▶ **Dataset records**

◇ ◇ ◇ ◇ ◇ ◇ ◇

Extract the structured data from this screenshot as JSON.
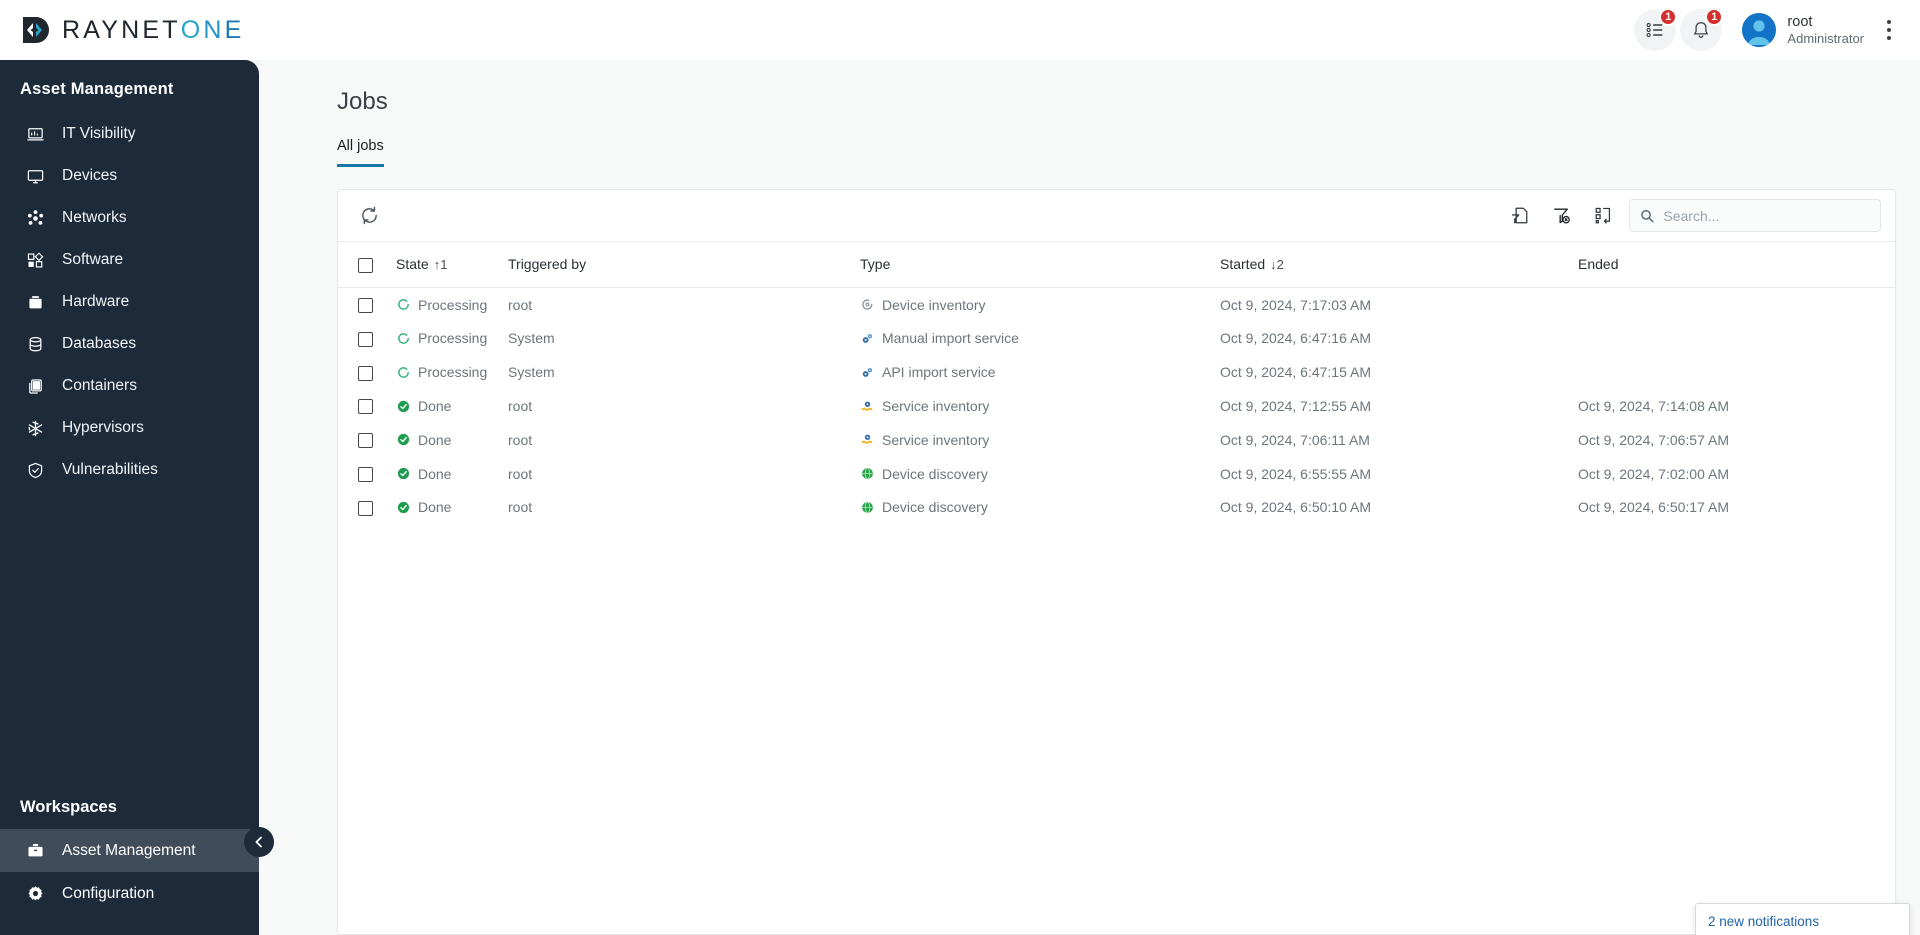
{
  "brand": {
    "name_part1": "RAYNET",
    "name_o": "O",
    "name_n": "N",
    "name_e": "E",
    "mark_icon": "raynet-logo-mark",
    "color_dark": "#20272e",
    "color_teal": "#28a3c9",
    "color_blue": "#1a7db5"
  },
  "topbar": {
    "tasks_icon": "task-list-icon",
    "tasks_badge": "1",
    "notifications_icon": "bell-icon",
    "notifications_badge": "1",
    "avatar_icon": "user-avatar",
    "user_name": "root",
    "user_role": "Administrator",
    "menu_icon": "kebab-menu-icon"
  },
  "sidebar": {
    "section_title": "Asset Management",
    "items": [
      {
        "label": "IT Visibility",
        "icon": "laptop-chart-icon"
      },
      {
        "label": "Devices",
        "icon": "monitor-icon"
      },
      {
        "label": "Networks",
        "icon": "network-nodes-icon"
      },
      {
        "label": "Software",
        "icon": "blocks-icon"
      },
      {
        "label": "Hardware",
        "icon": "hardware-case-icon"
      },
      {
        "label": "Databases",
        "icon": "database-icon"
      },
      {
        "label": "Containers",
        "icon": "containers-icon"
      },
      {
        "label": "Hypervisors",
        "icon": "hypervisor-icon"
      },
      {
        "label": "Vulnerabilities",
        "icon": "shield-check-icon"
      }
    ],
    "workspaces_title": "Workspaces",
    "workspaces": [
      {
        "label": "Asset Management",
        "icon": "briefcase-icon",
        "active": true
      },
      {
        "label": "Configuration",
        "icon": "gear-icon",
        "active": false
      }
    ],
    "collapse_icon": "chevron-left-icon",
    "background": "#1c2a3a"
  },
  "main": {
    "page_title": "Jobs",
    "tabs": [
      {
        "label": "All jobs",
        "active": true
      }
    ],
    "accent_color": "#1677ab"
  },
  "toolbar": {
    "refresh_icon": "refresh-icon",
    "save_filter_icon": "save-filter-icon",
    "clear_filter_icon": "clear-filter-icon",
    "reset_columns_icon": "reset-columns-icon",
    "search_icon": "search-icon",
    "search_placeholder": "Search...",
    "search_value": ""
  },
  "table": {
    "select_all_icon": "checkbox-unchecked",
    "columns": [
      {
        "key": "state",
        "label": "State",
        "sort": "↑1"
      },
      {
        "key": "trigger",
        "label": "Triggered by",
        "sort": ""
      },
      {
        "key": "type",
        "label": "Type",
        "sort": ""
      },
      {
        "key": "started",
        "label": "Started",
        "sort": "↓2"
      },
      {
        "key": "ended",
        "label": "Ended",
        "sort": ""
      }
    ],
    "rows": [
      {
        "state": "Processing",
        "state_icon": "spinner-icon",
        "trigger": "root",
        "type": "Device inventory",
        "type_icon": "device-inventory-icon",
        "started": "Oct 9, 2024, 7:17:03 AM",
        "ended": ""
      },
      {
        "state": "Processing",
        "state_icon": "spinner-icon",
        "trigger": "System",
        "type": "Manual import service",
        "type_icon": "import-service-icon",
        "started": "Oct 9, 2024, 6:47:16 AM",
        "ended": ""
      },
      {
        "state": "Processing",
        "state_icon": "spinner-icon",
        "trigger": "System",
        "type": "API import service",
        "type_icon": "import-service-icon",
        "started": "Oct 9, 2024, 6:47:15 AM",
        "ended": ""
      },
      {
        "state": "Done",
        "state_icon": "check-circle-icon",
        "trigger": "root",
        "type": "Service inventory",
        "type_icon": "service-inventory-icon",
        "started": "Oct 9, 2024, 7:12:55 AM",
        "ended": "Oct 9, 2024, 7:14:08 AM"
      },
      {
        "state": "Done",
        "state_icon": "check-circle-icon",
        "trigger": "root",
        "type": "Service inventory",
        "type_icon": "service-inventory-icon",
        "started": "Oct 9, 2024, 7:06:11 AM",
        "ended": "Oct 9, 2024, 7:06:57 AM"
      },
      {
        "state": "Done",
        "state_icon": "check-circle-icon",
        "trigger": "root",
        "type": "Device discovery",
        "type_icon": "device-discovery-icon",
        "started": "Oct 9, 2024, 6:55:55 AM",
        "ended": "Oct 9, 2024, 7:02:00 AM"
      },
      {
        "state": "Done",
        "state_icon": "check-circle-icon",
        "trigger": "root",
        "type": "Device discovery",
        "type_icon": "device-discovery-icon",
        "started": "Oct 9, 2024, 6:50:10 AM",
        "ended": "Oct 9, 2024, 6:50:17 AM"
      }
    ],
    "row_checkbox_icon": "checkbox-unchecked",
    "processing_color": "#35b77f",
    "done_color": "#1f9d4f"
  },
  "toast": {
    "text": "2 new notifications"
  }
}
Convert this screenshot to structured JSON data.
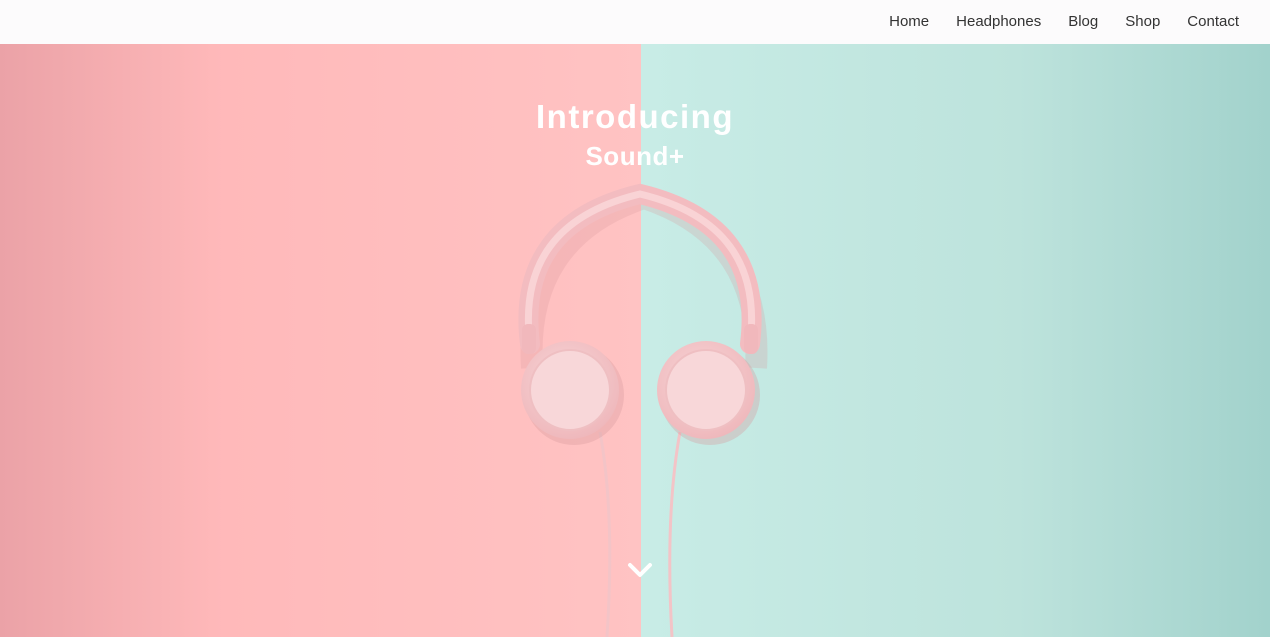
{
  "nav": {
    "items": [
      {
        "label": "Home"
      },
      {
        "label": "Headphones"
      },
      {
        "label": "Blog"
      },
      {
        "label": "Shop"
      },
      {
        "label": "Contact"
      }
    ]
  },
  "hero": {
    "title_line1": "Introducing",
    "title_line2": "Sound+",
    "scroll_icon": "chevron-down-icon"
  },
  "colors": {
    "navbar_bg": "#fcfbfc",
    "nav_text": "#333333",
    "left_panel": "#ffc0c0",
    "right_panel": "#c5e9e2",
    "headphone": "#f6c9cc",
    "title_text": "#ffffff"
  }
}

◇ ◇ ◇ ◇ ◇ ◇ ◇

▶ **What the exercise asks**
Look for "screenshot" and pull out every line that has it.

▶ **Response to the exercise**
Extract the structured data from this screenshot as JSON.
Convert this screenshot to structured JSON data.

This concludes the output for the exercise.